» Set problem:
Leave out the pictures and repeat the rest of the material exactly.

» The records:
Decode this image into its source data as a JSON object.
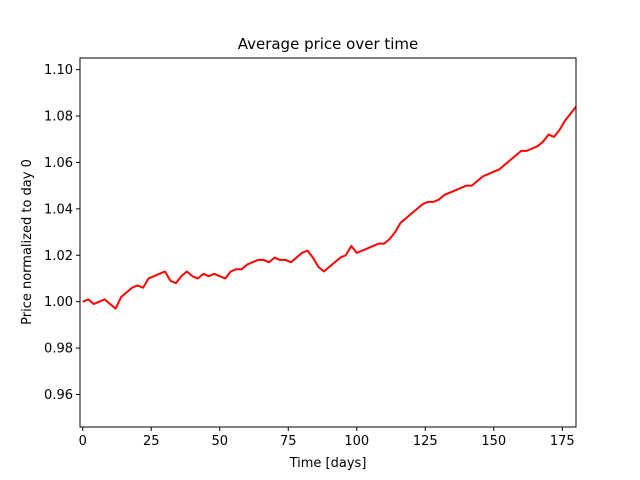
{
  "chart_data": {
    "type": "line",
    "title": "Average price over time",
    "xlabel": "Time [days]",
    "ylabel": "Price normalized to day 0",
    "xlim": [
      -1,
      180
    ],
    "ylim": [
      0.946,
      1.105
    ],
    "xticks": [
      0,
      25,
      50,
      75,
      100,
      125,
      150,
      175
    ],
    "yticks": [
      0.96,
      0.98,
      1.0,
      1.02,
      1.04,
      1.06,
      1.08,
      1.1
    ],
    "xtick_labels": [
      "0",
      "25",
      "50",
      "75",
      "100",
      "125",
      "150",
      "175"
    ],
    "ytick_labels": [
      "0.96",
      "0.98",
      "1.00",
      "1.02",
      "1.04",
      "1.06",
      "1.08",
      "1.10"
    ],
    "grid": false,
    "legend": null,
    "series": [
      {
        "color": "#ff0000",
        "x": [
          0,
          2,
          4,
          6,
          8,
          10,
          12,
          14,
          16,
          18,
          20,
          22,
          24,
          26,
          28,
          30,
          32,
          34,
          36,
          38,
          40,
          42,
          44,
          46,
          48,
          50,
          52,
          54,
          56,
          58,
          60,
          62,
          64,
          66,
          68,
          70,
          72,
          74,
          76,
          78,
          80,
          82,
          84,
          86,
          88,
          90,
          92,
          94,
          96,
          98,
          100,
          102,
          104,
          106,
          108,
          110,
          112,
          114,
          116,
          118,
          120,
          122,
          124,
          126,
          128,
          130,
          132,
          134,
          136,
          138,
          140,
          142,
          144,
          146,
          148,
          150,
          152,
          154,
          156,
          158,
          160,
          162,
          164,
          166,
          168,
          170,
          172,
          174,
          176,
          178,
          180
        ],
        "y": [
          1.0,
          1.001,
          0.999,
          1.0,
          1.001,
          0.999,
          0.997,
          1.002,
          1.004,
          1.006,
          1.007,
          1.006,
          1.01,
          1.011,
          1.012,
          1.013,
          1.009,
          1.008,
          1.011,
          1.013,
          1.011,
          1.01,
          1.012,
          1.011,
          1.012,
          1.011,
          1.01,
          1.013,
          1.014,
          1.014,
          1.016,
          1.017,
          1.018,
          1.018,
          1.017,
          1.019,
          1.018,
          1.018,
          1.017,
          1.019,
          1.021,
          1.022,
          1.019,
          1.015,
          1.013,
          1.015,
          1.017,
          1.019,
          1.02,
          1.024,
          1.021,
          1.022,
          1.023,
          1.024,
          1.025,
          1.025,
          1.027,
          1.03,
          1.034,
          1.036,
          1.038,
          1.04,
          1.042,
          1.043,
          1.043,
          1.044,
          1.046,
          1.047,
          1.048,
          1.049,
          1.05,
          1.05,
          1.052,
          1.054,
          1.055,
          1.056,
          1.057,
          1.059,
          1.061,
          1.063,
          1.065,
          1.065,
          1.066,
          1.067,
          1.069,
          1.072,
          1.071,
          1.074,
          1.078,
          1.081,
          1.084
        ]
      }
    ]
  }
}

» Complete output:
Decode this image into its source data as a JSON object.
{
  "chart_data": {
    "type": "line",
    "title": "Average price over time",
    "xlabel": "Time [days]",
    "ylabel": "Price normalized to day 0",
    "xlim": [
      -1,
      180
    ],
    "ylim": [
      0.946,
      1.105
    ],
    "xticks": [
      0,
      25,
      50,
      75,
      100,
      125,
      150,
      175
    ],
    "yticks": [
      0.96,
      0.98,
      1.0,
      1.02,
      1.04,
      1.06,
      1.08,
      1.1
    ],
    "xtick_labels": [
      "0",
      "25",
      "50",
      "75",
      "100",
      "125",
      "150",
      "175"
    ],
    "ytick_labels": [
      "0.96",
      "0.98",
      "1.00",
      "1.02",
      "1.04",
      "1.06",
      "1.08",
      "1.10"
    ],
    "grid": false,
    "legend": null,
    "series": [
      {
        "color": "#ff0000",
        "x": [
          0,
          2,
          4,
          6,
          8,
          10,
          12,
          14,
          16,
          18,
          20,
          22,
          24,
          26,
          28,
          30,
          32,
          34,
          36,
          38,
          40,
          42,
          44,
          46,
          48,
          50,
          52,
          54,
          56,
          58,
          60,
          62,
          64,
          66,
          68,
          70,
          72,
          74,
          76,
          78,
          80,
          82,
          84,
          86,
          88,
          90,
          92,
          94,
          96,
          98,
          100,
          102,
          104,
          106,
          108,
          110,
          112,
          114,
          116,
          118,
          120,
          122,
          124,
          126,
          128,
          130,
          132,
          134,
          136,
          138,
          140,
          142,
          144,
          146,
          148,
          150,
          152,
          154,
          156,
          158,
          160,
          162,
          164,
          166,
          168,
          170,
          172,
          174,
          176,
          178,
          180
        ],
        "y": [
          1.0,
          1.001,
          0.999,
          1.0,
          1.001,
          0.999,
          0.997,
          1.002,
          1.004,
          1.006,
          1.007,
          1.006,
          1.01,
          1.011,
          1.012,
          1.013,
          1.009,
          1.008,
          1.011,
          1.013,
          1.011,
          1.01,
          1.012,
          1.011,
          1.012,
          1.011,
          1.01,
          1.013,
          1.014,
          1.014,
          1.016,
          1.017,
          1.018,
          1.018,
          1.017,
          1.019,
          1.018,
          1.018,
          1.017,
          1.019,
          1.021,
          1.022,
          1.019,
          1.015,
          1.013,
          1.015,
          1.017,
          1.019,
          1.02,
          1.024,
          1.021,
          1.022,
          1.023,
          1.024,
          1.025,
          1.025,
          1.027,
          1.03,
          1.034,
          1.036,
          1.038,
          1.04,
          1.042,
          1.043,
          1.043,
          1.044,
          1.046,
          1.047,
          1.048,
          1.049,
          1.05,
          1.05,
          1.052,
          1.054,
          1.055,
          1.056,
          1.057,
          1.059,
          1.061,
          1.063,
          1.065,
          1.065,
          1.066,
          1.067,
          1.069,
          1.072,
          1.071,
          1.074,
          1.078,
          1.081,
          1.084
        ]
      }
    ]
  }
}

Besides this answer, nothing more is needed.